Condense the paragraph in the mailing-list message that begins "I see that x script generates" into a shorter version that keeps its main facts.

# PAGE TEXT
+-------+

[Wien] How to subtract a particular orbital character from a valence electronic density?

Martin Gmitra martin.gmitra at gmail.com
Wed Jul 23 08:29:51 UTC 2014


Dear Pavel,

Thanks for your message.

Just a short question, is the -eece compatible with the -all emin emax option?

I see that x script generates in2c(eece) file with -12Ry for valence
bottom and manual modification of the input yields lapw2 to crash
while reading weights files (I think I need to modify the defs to
point to weightsoup/dn).

Best wishes to Prague!
Martin


On Wed, Jul 23, 2014 at 8:10 AM, novakp <novakp at fzu.cz> wrote:
> On 2014-07-22 16:43, Martin Gmitra wrote:
>>
>> Dear all,
>>
>> Thanks for your replays. The system we study is a
>> semiconductor/ferromagnet heterostructure (slab) with spin-orbit and
>> spin-polarization included. We think that separation of d and s
>> orbital contribution to the electronic (density of) states around
>> Fermi level would help us to understand difference in FMR and lateral
>> transport experiments. The experiments are differently sensitive to
>> the two-fold and four-fold symmetry of the system as the number of the
>> ferromagnet layers grows. We think that the experiments are
>> differently sensitive to the d and s electrons.

+-------+

# DATA RECORDS
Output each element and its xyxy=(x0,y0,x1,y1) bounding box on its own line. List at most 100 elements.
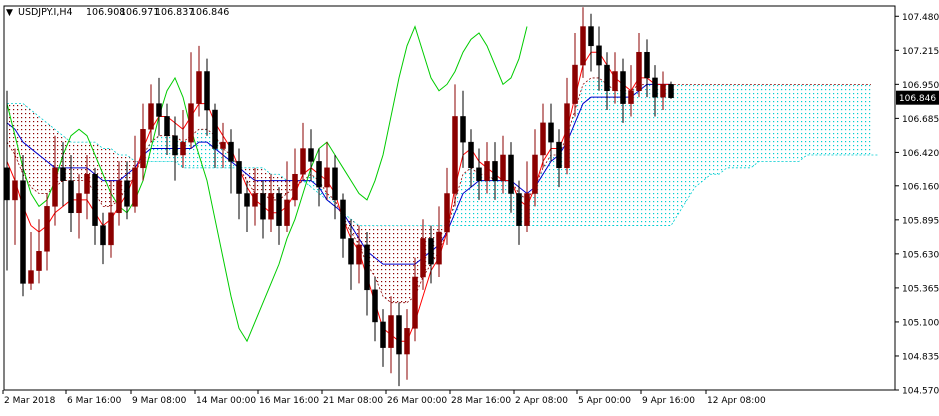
candle-body xyxy=(588,26,594,47)
candle-body xyxy=(420,238,426,278)
candle-body xyxy=(92,173,98,226)
candle-body xyxy=(332,167,338,201)
header-low: 106.837 xyxy=(155,7,194,18)
y-tick-label: 107.215 xyxy=(902,47,939,57)
candle-body xyxy=(612,71,618,92)
candle-body xyxy=(540,122,546,156)
kumo-bull-segment xyxy=(743,84,751,168)
candle xyxy=(668,81,674,99)
candle-body xyxy=(276,193,282,226)
candle-body xyxy=(484,161,490,181)
candle-body xyxy=(580,26,586,66)
candle-body xyxy=(644,51,650,79)
header-arrow-icon[interactable]: ▼ xyxy=(6,8,13,18)
candle-body xyxy=(508,154,514,194)
candle-body xyxy=(116,180,122,214)
kumo-bull-segment xyxy=(775,84,783,162)
candle-body xyxy=(148,103,154,130)
y-tick-label: 106.420 xyxy=(902,149,939,159)
candle-body xyxy=(20,180,26,284)
candle-body xyxy=(396,315,402,355)
kumo-bull-segment xyxy=(591,77,599,226)
kumo-bull-segment xyxy=(831,84,839,155)
y-tick-label: 106.950 xyxy=(902,81,939,91)
chart-root: 107.480 107.215 106.950 106.685 106.420 106.1… xyxy=(0,0,939,412)
y-tick-label: 105.630 xyxy=(902,250,939,260)
candle-body xyxy=(652,77,658,98)
kumo-bull-segment xyxy=(631,84,639,226)
candle-body xyxy=(620,71,626,104)
candle-body xyxy=(220,141,226,149)
candle-body xyxy=(372,289,378,323)
candle-body xyxy=(428,238,434,265)
kumo-bull-segment xyxy=(199,129,207,168)
kumo-bull-segment xyxy=(735,84,743,168)
kumo-bear-segment xyxy=(71,142,79,181)
candle-body xyxy=(660,84,666,98)
candle-body xyxy=(412,276,418,329)
candle-body xyxy=(388,315,394,348)
candle-body xyxy=(84,173,90,194)
candle-body xyxy=(236,161,242,194)
x-tick-label: 28 Mar 16:00 xyxy=(451,396,511,406)
kumo-bull-segment xyxy=(495,180,503,226)
kumo-bull-segment xyxy=(839,84,847,155)
candle-body xyxy=(28,270,34,284)
kumo-bull-segment xyxy=(703,84,711,181)
kumo-bull-segment xyxy=(759,84,767,162)
kumo-bull-segment xyxy=(599,77,607,226)
candle-body xyxy=(636,51,642,92)
kumo-bull-segment xyxy=(807,84,815,155)
y-tick-label: 105.100 xyxy=(902,318,939,328)
candle-body xyxy=(364,244,370,291)
candle-body xyxy=(140,129,146,169)
candle-body xyxy=(196,71,202,104)
candle-body xyxy=(348,238,354,265)
kumo-bull-segment xyxy=(615,90,623,226)
kumo-bull-segment xyxy=(783,84,791,162)
candle-body xyxy=(188,103,194,143)
candle-body xyxy=(164,116,170,136)
kumo-bull-segment xyxy=(823,84,831,155)
candle-body xyxy=(452,116,458,194)
candle-body xyxy=(244,193,250,207)
candle-body xyxy=(36,251,42,271)
kumo-bull-segment xyxy=(647,84,655,226)
kumo-bull-segment xyxy=(487,174,495,226)
y-tick-label: 105.365 xyxy=(902,284,939,294)
kumo-bull-segment xyxy=(671,84,679,226)
candle-body xyxy=(340,199,346,239)
candle-body xyxy=(556,141,562,169)
chart-svg[interactable]: 107.480 107.215 106.950 106.685 106.420 106.1… xyxy=(0,0,939,412)
header-high: 106.971 xyxy=(120,7,159,18)
candle-body xyxy=(268,193,274,220)
y-tick-label: 106.160 xyxy=(902,182,939,192)
candle-body xyxy=(68,180,74,214)
kumo-bull-segment xyxy=(607,84,615,226)
kumo-bull-segment xyxy=(751,84,759,168)
candle-body xyxy=(180,141,186,156)
kumo-bull-segment xyxy=(623,90,631,226)
price-axis: 107.480 107.215 106.950 106.685 106.420 106.1… xyxy=(895,13,939,397)
kumo-bull-segment xyxy=(847,84,855,155)
x-tick-label: 2 Mar 2018 xyxy=(4,396,56,406)
chart-header: ▼ USDJPY.I,H4 106.908 106.971 106.837 10… xyxy=(6,7,229,18)
candle-body xyxy=(604,64,610,92)
candle-body xyxy=(316,161,322,188)
candle-body xyxy=(156,103,162,117)
x-tick-label: 26 Mar 00:00 xyxy=(387,396,447,406)
current-price-tag: 106.846 xyxy=(896,90,939,105)
candle-body xyxy=(100,225,106,246)
kumo-bull-segment xyxy=(695,84,703,188)
candle-body xyxy=(548,122,554,143)
candle-body xyxy=(500,154,506,181)
header-close: 106.846 xyxy=(190,7,229,18)
candle-body xyxy=(252,193,258,207)
y-tick-label: 105.895 xyxy=(902,216,939,226)
kumo-bull-segment xyxy=(727,84,735,168)
kumo-bull-segment xyxy=(863,84,871,155)
kumo-bull-segment xyxy=(711,84,719,175)
kumo-bull-segment xyxy=(687,84,695,200)
y-tick-label: 107.480 xyxy=(902,13,939,23)
candle-body xyxy=(380,321,386,348)
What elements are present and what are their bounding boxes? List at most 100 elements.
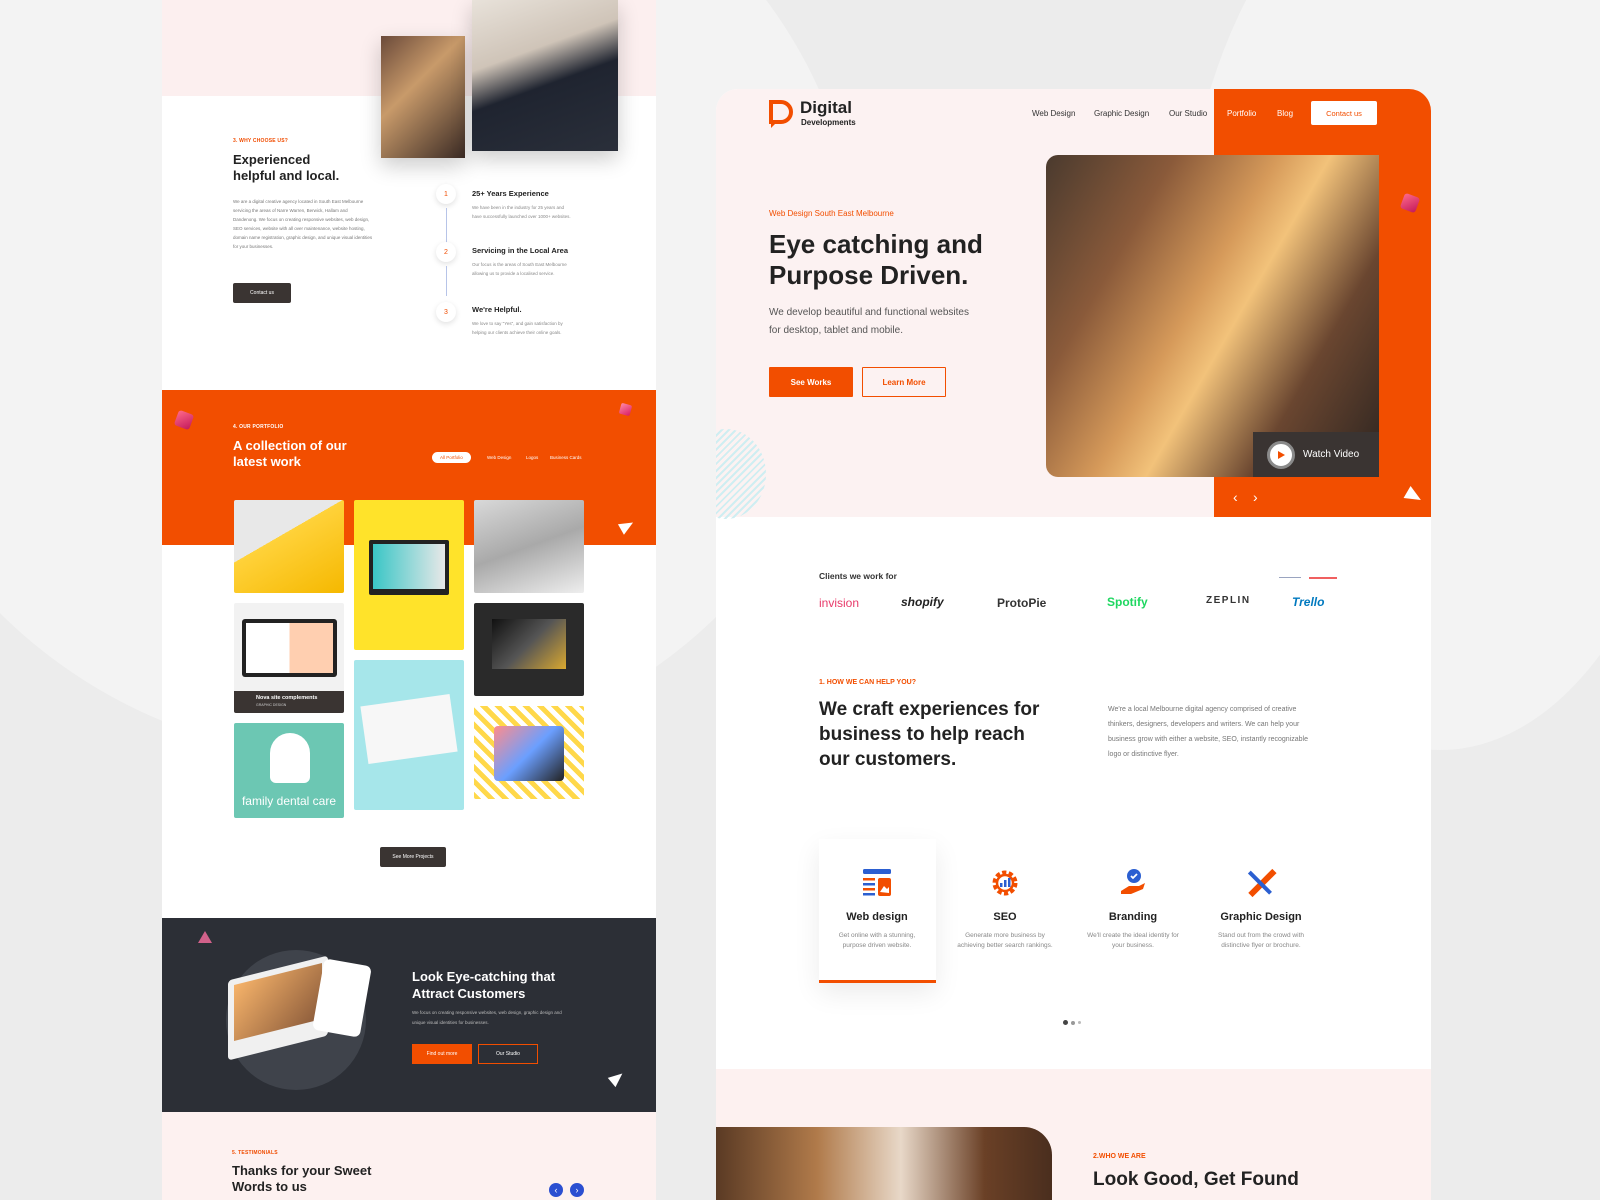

+-------+

# REPLY
The x script writes -12 Ry as the valence bottom in the in2c(eece) file. Editing that input by hand makes lapw2 crash while reading the weights files, possibly because the defs must point to weightsoup/dn.